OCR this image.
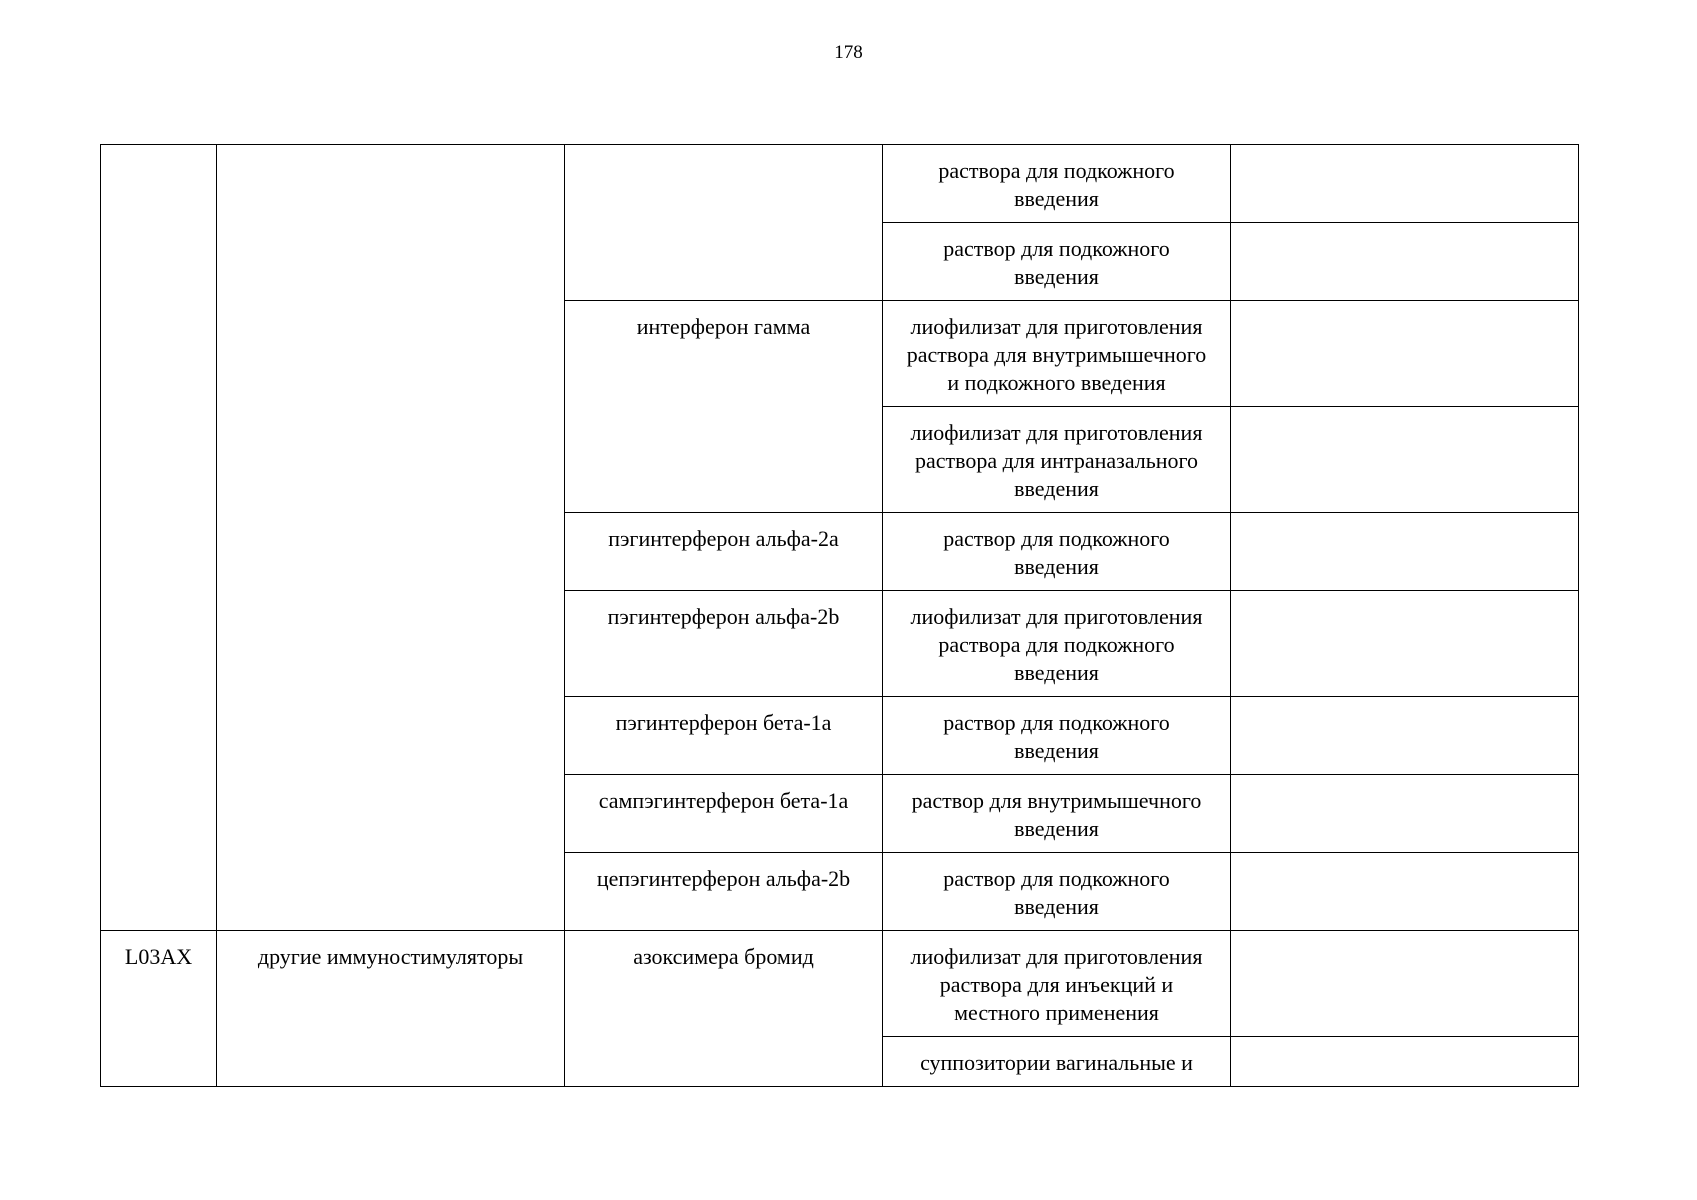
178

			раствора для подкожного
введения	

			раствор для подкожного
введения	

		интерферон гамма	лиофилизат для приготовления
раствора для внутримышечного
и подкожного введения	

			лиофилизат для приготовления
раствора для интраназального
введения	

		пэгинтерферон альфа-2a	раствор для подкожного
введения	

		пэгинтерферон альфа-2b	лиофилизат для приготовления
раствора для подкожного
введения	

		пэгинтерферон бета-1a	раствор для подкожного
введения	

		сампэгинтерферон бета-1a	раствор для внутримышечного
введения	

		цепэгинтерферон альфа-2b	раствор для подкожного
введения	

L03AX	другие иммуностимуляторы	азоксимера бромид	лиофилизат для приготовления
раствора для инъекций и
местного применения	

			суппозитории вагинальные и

********

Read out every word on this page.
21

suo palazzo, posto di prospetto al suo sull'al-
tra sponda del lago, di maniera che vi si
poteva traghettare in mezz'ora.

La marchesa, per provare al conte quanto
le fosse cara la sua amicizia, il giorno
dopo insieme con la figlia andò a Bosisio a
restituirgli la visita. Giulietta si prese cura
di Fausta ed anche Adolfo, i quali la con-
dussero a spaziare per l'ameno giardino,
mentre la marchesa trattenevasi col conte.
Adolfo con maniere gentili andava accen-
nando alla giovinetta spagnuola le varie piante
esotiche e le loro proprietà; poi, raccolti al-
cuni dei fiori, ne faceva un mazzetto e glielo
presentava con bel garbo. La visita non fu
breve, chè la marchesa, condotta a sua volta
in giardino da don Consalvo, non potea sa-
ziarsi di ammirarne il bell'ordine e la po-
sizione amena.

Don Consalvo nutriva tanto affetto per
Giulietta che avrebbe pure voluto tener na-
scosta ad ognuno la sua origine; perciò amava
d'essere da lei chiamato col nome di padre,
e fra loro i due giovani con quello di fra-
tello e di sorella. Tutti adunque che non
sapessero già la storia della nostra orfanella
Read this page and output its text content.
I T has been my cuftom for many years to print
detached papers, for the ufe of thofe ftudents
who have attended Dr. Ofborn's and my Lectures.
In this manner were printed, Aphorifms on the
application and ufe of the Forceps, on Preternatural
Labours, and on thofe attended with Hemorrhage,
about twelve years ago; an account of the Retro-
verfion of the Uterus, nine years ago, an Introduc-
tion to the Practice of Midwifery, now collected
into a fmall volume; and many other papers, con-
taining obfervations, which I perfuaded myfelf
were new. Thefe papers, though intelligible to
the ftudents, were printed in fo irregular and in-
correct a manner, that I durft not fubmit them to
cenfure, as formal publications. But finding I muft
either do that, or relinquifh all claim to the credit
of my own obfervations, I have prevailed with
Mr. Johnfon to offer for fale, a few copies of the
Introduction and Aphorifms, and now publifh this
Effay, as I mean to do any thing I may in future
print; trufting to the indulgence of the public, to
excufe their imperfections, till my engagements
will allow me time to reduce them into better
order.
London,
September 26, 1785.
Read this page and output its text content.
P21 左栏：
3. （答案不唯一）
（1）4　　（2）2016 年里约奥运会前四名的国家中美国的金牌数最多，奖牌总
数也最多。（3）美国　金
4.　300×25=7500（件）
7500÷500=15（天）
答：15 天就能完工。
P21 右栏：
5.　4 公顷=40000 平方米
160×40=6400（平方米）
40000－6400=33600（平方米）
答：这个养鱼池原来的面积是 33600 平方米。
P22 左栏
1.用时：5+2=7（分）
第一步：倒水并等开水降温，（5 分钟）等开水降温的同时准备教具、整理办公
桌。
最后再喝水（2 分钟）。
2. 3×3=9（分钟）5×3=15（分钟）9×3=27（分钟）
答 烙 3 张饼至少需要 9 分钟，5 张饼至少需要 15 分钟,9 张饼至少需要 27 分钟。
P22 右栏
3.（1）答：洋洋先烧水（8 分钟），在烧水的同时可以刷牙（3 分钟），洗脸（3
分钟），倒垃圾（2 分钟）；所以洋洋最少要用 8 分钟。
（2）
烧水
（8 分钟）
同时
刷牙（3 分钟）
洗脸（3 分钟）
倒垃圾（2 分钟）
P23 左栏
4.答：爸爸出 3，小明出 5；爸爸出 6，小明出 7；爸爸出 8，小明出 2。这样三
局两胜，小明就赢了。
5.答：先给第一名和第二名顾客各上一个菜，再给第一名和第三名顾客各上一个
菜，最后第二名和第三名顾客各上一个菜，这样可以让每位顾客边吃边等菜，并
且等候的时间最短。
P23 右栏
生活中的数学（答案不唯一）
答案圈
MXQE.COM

********

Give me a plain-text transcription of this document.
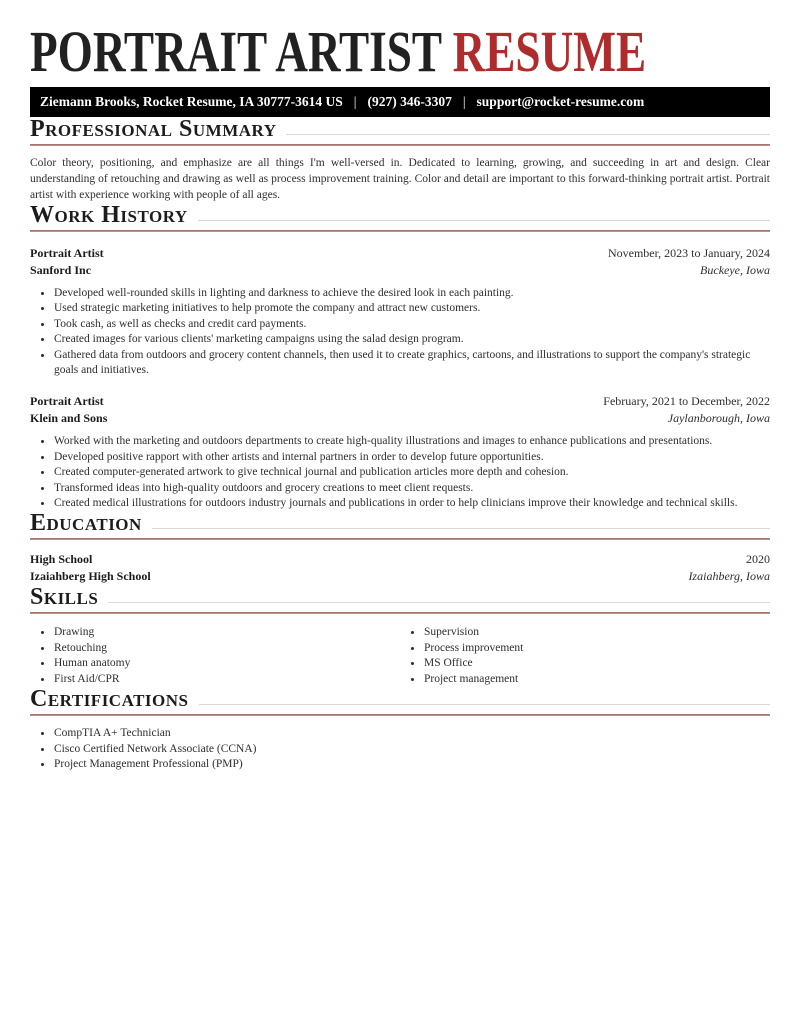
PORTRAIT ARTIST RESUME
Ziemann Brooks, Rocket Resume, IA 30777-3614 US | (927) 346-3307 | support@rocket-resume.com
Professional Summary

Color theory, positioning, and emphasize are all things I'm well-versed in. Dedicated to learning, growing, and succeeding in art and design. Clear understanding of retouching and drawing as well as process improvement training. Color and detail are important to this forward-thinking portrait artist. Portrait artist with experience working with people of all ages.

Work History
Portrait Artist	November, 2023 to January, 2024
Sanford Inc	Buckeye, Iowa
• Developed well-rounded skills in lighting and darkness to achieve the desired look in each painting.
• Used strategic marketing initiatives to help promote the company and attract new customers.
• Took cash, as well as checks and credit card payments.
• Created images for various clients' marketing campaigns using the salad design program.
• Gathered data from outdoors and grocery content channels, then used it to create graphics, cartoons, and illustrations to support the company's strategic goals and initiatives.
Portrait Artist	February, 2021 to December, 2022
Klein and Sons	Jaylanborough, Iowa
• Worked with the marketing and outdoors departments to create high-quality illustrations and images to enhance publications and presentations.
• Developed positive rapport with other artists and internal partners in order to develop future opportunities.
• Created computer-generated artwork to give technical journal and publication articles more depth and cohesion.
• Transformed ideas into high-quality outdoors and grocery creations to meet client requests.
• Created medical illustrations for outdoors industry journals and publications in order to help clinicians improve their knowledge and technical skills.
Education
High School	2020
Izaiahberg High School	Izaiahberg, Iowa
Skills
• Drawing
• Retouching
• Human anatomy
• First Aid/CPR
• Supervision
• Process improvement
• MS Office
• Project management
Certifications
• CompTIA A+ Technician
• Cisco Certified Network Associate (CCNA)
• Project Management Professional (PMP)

********

→ Brief:
Within the material above, find the lines that contain the word "Developed"; copy them.

→ Output of the task:
• Developed well-rounded skills in lighting and darkness to achieve the desired look in each painting.
• Developed positive rapport with other artists and internal partners in order to develop future opportunities.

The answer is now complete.